Data items
= = = = = = =

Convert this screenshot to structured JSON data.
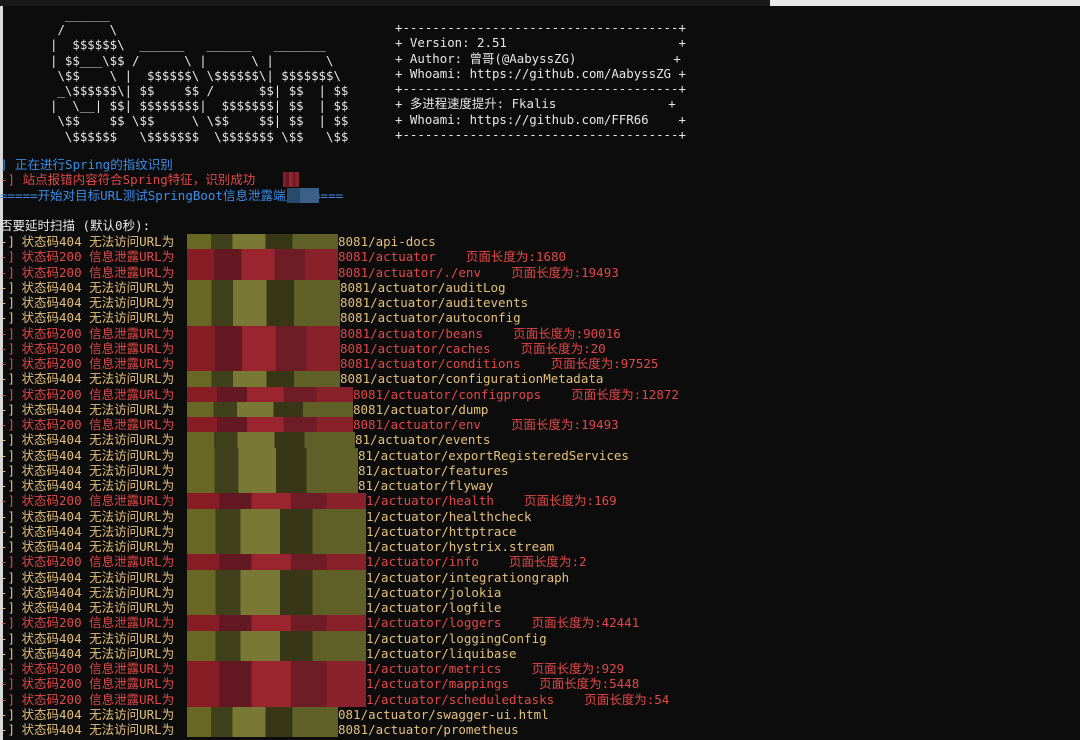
{
  "banner": {
    "ascii_art": "  ______\n /      \\\n|  $$$$$$\\  ______   ______   _______\n| $$___\\$$ /      \\ |      \\ |       \\\n \\$$    \\ |  $$$$$$\\ \\$$$$$$\\| $$$$$$$\\\n _\\$$$$$$\\| $$    $$ /      $$| $$  | $$\n|  \\__| $$| $$$$$$$$|  $$$$$$$| $$  | $$\n \\$$    $$ \\$$     \\ \\$$    $$| $$  | $$\n  \\$$$$$$   \\$$$$$$$  \\$$$$$$$ \\$$   \\$$",
    "info_box": "+-------------------------------------+\n+ Version: 2.51                       +\n+ Author: 曾哥(@AabyssZG)             +\n+ Whoami: https://github.com/AabyssZG +\n+-------------------------------------+\n+ 多进程速度提升: Fkalis               +\n+ Whoami: https://github.com/FFR66    +\n+-------------------------------------+"
  },
  "messages": {
    "fingerprint_prefix": "]",
    "fingerprint": " 正在进行Spring的指纹识别",
    "matched_prefix": "-]",
    "matched": " 站点报错内容符合Spring特征，识别成功",
    "start_scan": "=====开始对目标URL测试SpringBoot信息泄露端点======",
    "delay_prompt": "否要延时扫描 (默认0秒):"
  },
  "labels": {
    "code404": " 状态码404 无法访问URL为",
    "code200": " 状态码200 信息泄露URL为",
    "length_label": "页面长度为:"
  },
  "colors": {
    "blue": "#3b8eea",
    "red": "#e24848",
    "yellow": "#e5c07b",
    "white": "#e6e6e6",
    "background": "#0c0c0c"
  },
  "scan_rows": [
    {
      "status": "404",
      "path": "8081/api-docs",
      "length": ""
    },
    {
      "status": "200",
      "path": "8081/actuator",
      "length": "1680"
    },
    {
      "status": "200",
      "path": "8081/actuator/./env",
      "length": "19493"
    },
    {
      "status": "404",
      "path": "8081/actuator/auditLog",
      "length": ""
    },
    {
      "status": "404",
      "path": "8081/actuator/auditevents",
      "length": ""
    },
    {
      "status": "404",
      "path": "8081/actuator/autoconfig",
      "length": ""
    },
    {
      "status": "200",
      "path": "8081/actuator/beans",
      "length": "90016"
    },
    {
      "status": "200",
      "path": "8081/actuator/caches",
      "length": "20"
    },
    {
      "status": "200",
      "path": "8081/actuator/conditions",
      "length": "97525"
    },
    {
      "status": "404",
      "path": "8081/actuator/configurationMetadata",
      "length": ""
    },
    {
      "status": "200",
      "path": "8081/actuator/configprops",
      "length": "12872"
    },
    {
      "status": "404",
      "path": "8081/actuator/dump",
      "length": ""
    },
    {
      "status": "200",
      "path": "8081/actuator/env",
      "length": "19493"
    },
    {
      "status": "404",
      "path": "81/actuator/events",
      "length": ""
    },
    {
      "status": "404",
      "path": "81/actuator/exportRegisteredServices",
      "length": ""
    },
    {
      "status": "404",
      "path": "81/actuator/features",
      "length": ""
    },
    {
      "status": "404",
      "path": "81/actuator/flyway",
      "length": ""
    },
    {
      "status": "200",
      "path": "1/actuator/health",
      "length": "169"
    },
    {
      "status": "404",
      "path": "1/actuator/healthcheck",
      "length": ""
    },
    {
      "status": "404",
      "path": "1/actuator/httptrace",
      "length": ""
    },
    {
      "status": "404",
      "path": "1/actuator/hystrix.stream",
      "length": ""
    },
    {
      "status": "200",
      "path": "1/actuator/info",
      "length": "2"
    },
    {
      "status": "404",
      "path": "1/actuator/integrationgraph",
      "length": ""
    },
    {
      "status": "404",
      "path": "1/actuator/jolokia",
      "length": ""
    },
    {
      "status": "404",
      "path": "1/actuator/logfile",
      "length": ""
    },
    {
      "status": "200",
      "path": "1/actuator/loggers",
      "length": "42441"
    },
    {
      "status": "404",
      "path": "1/actuator/loggingConfig",
      "length": ""
    },
    {
      "status": "404",
      "path": "1/actuator/liquibase",
      "length": ""
    },
    {
      "status": "200",
      "path": "1/actuator/metrics",
      "length": "929"
    },
    {
      "status": "200",
      "path": "1/actuator/mappings",
      "length": "5448"
    },
    {
      "status": "200",
      "path": "1/actuator/scheduledtasks",
      "length": "54"
    },
    {
      "status": "404",
      "path": "081/actuator/swagger-ui.html",
      "length": ""
    },
    {
      "status": "404",
      "path": "8081/actuator/prometheus",
      "length": ""
    }
  ]
}
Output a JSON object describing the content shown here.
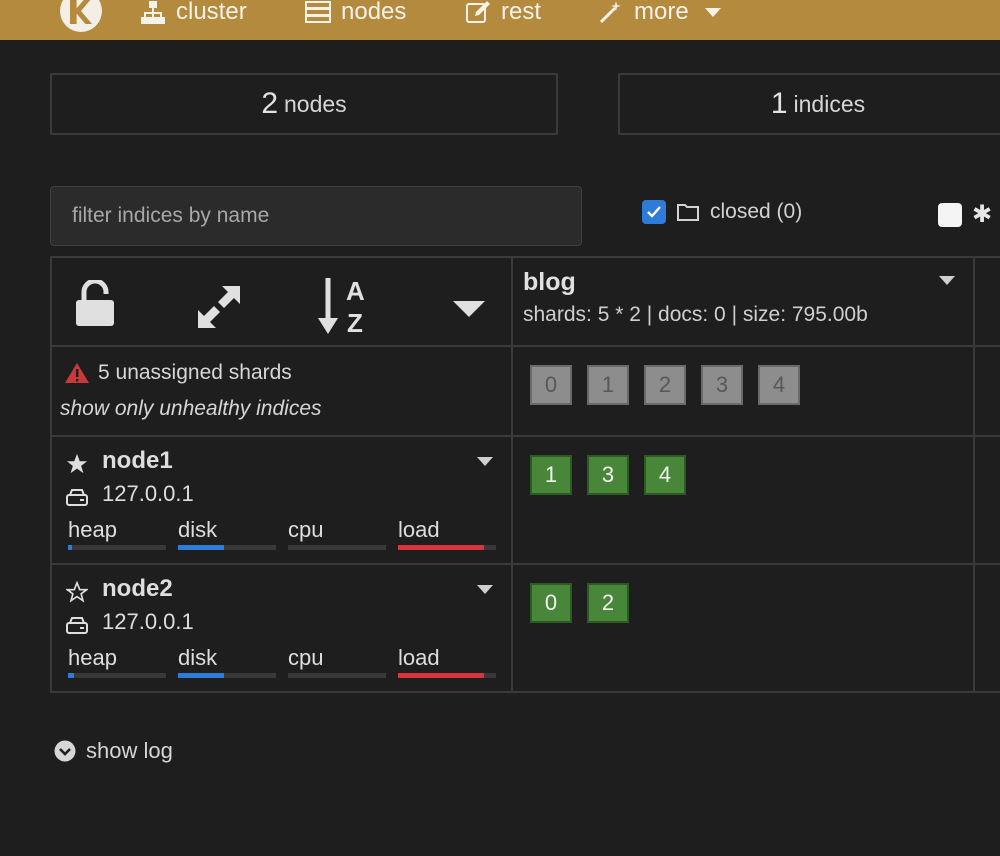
{
  "nav": {
    "cluster": "cluster",
    "nodes": "nodes",
    "rest": "rest",
    "more": "more"
  },
  "summary": {
    "nodes_count": "2",
    "nodes_label": "nodes",
    "indices_count": "1",
    "indices_label": "indices"
  },
  "filter": {
    "placeholder": "filter indices by name",
    "closed_label": "closed (0)",
    "closed_checked": true,
    "special_checked": false,
    "special_label": "✱"
  },
  "index": {
    "name": "blog",
    "stats": "shards: 5 * 2 | docs: 0 | size: 795.00b"
  },
  "warnings": {
    "unassigned": "5 unassigned shards",
    "unhealthy_link": "show only unhealthy indices"
  },
  "unassigned_shards": [
    "0",
    "1",
    "2",
    "3",
    "4"
  ],
  "nodes": [
    {
      "name": "node1",
      "master": true,
      "ip": "127.0.0.1",
      "shards": [
        "1",
        "3",
        "4"
      ],
      "metrics": [
        {
          "label": "heap",
          "level": 0.04,
          "color": "#2f7bd8"
        },
        {
          "label": "disk",
          "level": 0.47,
          "color": "#2f7bd8"
        },
        {
          "label": "cpu",
          "level": 0.0,
          "color": "#2f7bd8"
        },
        {
          "label": "load",
          "level": 0.88,
          "color": "#d9353a"
        }
      ]
    },
    {
      "name": "node2",
      "master": false,
      "ip": "127.0.0.1",
      "shards": [
        "0",
        "2"
      ],
      "metrics": [
        {
          "label": "heap",
          "level": 0.06,
          "color": "#2f7bd8"
        },
        {
          "label": "disk",
          "level": 0.47,
          "color": "#2f7bd8"
        },
        {
          "label": "cpu",
          "level": 0.0,
          "color": "#2f7bd8"
        },
        {
          "label": "load",
          "level": 0.88,
          "color": "#d9353a"
        }
      ]
    }
  ],
  "show_log": "show log"
}
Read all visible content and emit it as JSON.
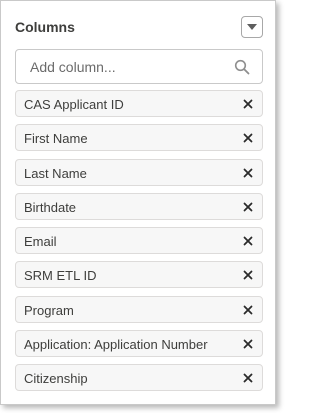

= = = = = = =

SET EXERCISE
Take the listing above and restate it word for word, without its pictures.

EXPECTED ANSWER
Convert this screenshot to structured JSON data.
{
  "banner": {
    "ascii_art": "  ______\n /      \\\n|  $$$$$$\\  ______   ______   _______\n| $$___\\$$ /      \\ |      \\ |       \\\n \\$$    \\ |  $$$$$$\\ \\$$$$$$\\| $$$$$$$\\\n _\\$$$$$$\\| $$    $$ /      $$| $$  | $$\n|  \\__| $$| $$$$$$$$|  $$$$$$$| $$  | $$\n \\$$    $$ \\$$     \\ \\$$    $$| $$  | $$\n  \\$$$$$$   \\$$$$$$$  \\$$$$$$$ \\$$   \\$$",
    "info_box": "+-------------------------------------+\n+ Version: 2.51                       +\n+ Author: 曾哥(@AabyssZG)             +\n+ Whoami: https://github.com/AabyssZG +\n+-------------------------------------+\n+ 多进程速度提升: Fkalis               +\n+ Whoami: https://github.com/FFR66    +\n+-------------------------------------+"
  },
  "messages": {
    "fingerprint_prefix": "]",
    "fingerprint": " 正在进行Spring的指纹识别",
    "matched_prefix": "-]",
    "matched": " 站点报错内容符合Spring特征，识别成功",
    "start_scan": "=====开始对目标URL测试SpringBoot信息泄露端点======",
    "delay_prompt": "否要延时扫描 (默认0秒):"
  },
  "labels": {
    "code404": " 状态码404 无法访问URL为",
    "code200": " 状态码200 信息泄露URL为",
    "length_label": "页面长度为:"
  },
  "colors": {
    "blue": "#3b8eea",
    "red": "#e24848",
    "yellow": "#e5c07b",
    "white": "#e6e6e6",
    "background": "#0c0c0c"
  },
  "scan_rows": [
    {
      "status": "404",
      "path": "8081/api-docs",
      "length": ""
    },
    {
      "status": "200",
      "path": "8081/actuator",
      "length": "1680"
    },
    {
      "status": "200",
      "path": "8081/actuator/./env",
      "length": "19493"
    },
    {
      "status": "404",
      "path": "8081/actuator/auditLog",
      "length": ""
    },
    {
      "status": "404",
      "path": "8081/actuator/auditevents",
      "length": ""
    },
    {
      "status": "404",
      "path": "8081/actuator/autoconfig",
      "length": ""
    },
    {
      "status": "200",
      "path": "8081/actuator/beans",
      "length": "90016"
    },
    {
      "status": "200",
      "path": "8081/actuator/caches",
      "length": "20"
    },
    {
      "status": "200",
      "path": "8081/actuator/conditions",
      "length": "97525"
    },
    {
      "status": "404",
      "path": "8081/actuator/configurationMetadata",
      "length": ""
    },
    {
      "status": "200",
      "path": "8081/actuator/configprops",
      "length": "12872"
    },
    {
      "status": "404",
      "path": "8081/actuator/dump",
      "length": ""
    },
    {
      "status": "200",
      "path": "8081/actuator/env",
      "length": "19493"
    },
    {
      "status": "404",
      "path": "81/actuator/events",
      "length": ""
    },
    {
      "status": "404",
      "path": "81/actuator/exportRegisteredServices",
      "length": ""
    },
    {
      "status": "404",
      "path": "81/actuator/features",
      "length": ""
    },
    {
      "status": "404",
      "path": "81/actuator/flyway",
      "length": ""
    },
    {
      "status": "200",
      "path": "1/actuator/health",
      "length": "169"
    },
    {
      "status": "404",
      "path": "1/actuator/healthcheck",
      "length": ""
    },
    {
      "status": "404",
      "path": "1/actuator/httptrace",
      "length": ""
    },
    {
      "status": "404",
      "path": "1/actuator/hystrix.stream",
      "length": ""
    },
    {
      "status": "200",
      "path": "1/actuator/info",
      "length": "2"
    },
    {
      "status": "404",
      "path": "1/actuator/integrationgraph",
      "length": ""
    },
    {
      "status": "404",
      "path": "1/actuator/jolokia",
      "length": ""
    },
    {
      "status": "404",
      "path": "1/actuator/logfile",
      "length": ""
    },
    {
      "status": "200",
      "path": "1/actuator/loggers",
      "length": "42441"
    },
    {
      "status": "404",
      "path": "1/actuator/loggingConfig",
      "length": ""
    },
    {
      "status": "404",
      "path": "1/actuator/liquibase",
      "length": ""
    },
    {
      "status": "200",
      "path": "1/actuator/metrics",
      "length": "929"
    },
    {
      "status": "200",
      "path": "1/actuator/mappings",
      "length": "5448"
    },
    {
      "status": "200",
      "path": "1/actuator/scheduledtasks",
      "length": "54"
    },
    {
      "status": "404",
      "path": "081/actuator/swagger-ui.html",
      "length": ""
    },
    {
      "status": "404",
      "path": "8081/actuator/prometheus",
      "length": ""
    }
  ]
}
Output a JSON object describing the content shown here.
{
  "nav": {
    "cluster": "cluster",
    "nodes": "nodes",
    "rest": "rest",
    "more": "more"
  },
  "summary": {
    "nodes_count": "2",
    "nodes_label": "nodes",
    "indices_count": "1",
    "indices_label": "indices"
  },
  "filter": {
    "placeholder": "filter indices by name",
    "closed_label": "closed (0)",
    "closed_checked": true,
    "special_checked": false,
    "special_label": "✱"
  },
  "index": {
    "name": "blog",
    "stats": "shards: 5 * 2 | docs: 0 | size: 795.00b"
  },
  "warnings": {
    "unassigned": "5 unassigned shards",
    "unhealthy_link": "show only unhealthy indices"
  },
  "unassigned_shards": [
    "0",
    "1",
    "2",
    "3",
    "4"
  ],
  "nodes": [
    {
      "name": "node1",
      "master": true,
      "ip": "127.0.0.1",
      "shards": [
        "1",
        "3",
        "4"
      ],
      "metrics": [
        {
          "label": "heap",
          "level": 0.04,
          "color": "#2f7bd8"
        },
        {
          "label": "disk",
          "level": 0.47,
          "color": "#2f7bd8"
        },
        {
          "label": "cpu",
          "level": 0.0,
          "color": "#2f7bd8"
        },
        {
          "label": "load",
          "level": 0.88,
          "color": "#d9353a"
        }
      ]
    },
    {
      "name": "node2",
      "master": false,
      "ip": "127.0.0.1",
      "shards": [
        "0",
        "2"
      ],
      "metrics": [
        {
          "label": "heap",
          "level": 0.06,
          "color": "#2f7bd8"
        },
        {
          "label": "disk",
          "level": 0.47,
          "color": "#2f7bd8"
        },
        {
          "label": "cpu",
          "level": 0.0,
          "color": "#2f7bd8"
        },
        {
          "label": "load",
          "level": 0.88,
          "color": "#d9353a"
        }
      ]
    }
  ],
  "show_log": "show log"
}
Read all visible content and emit it as JSON.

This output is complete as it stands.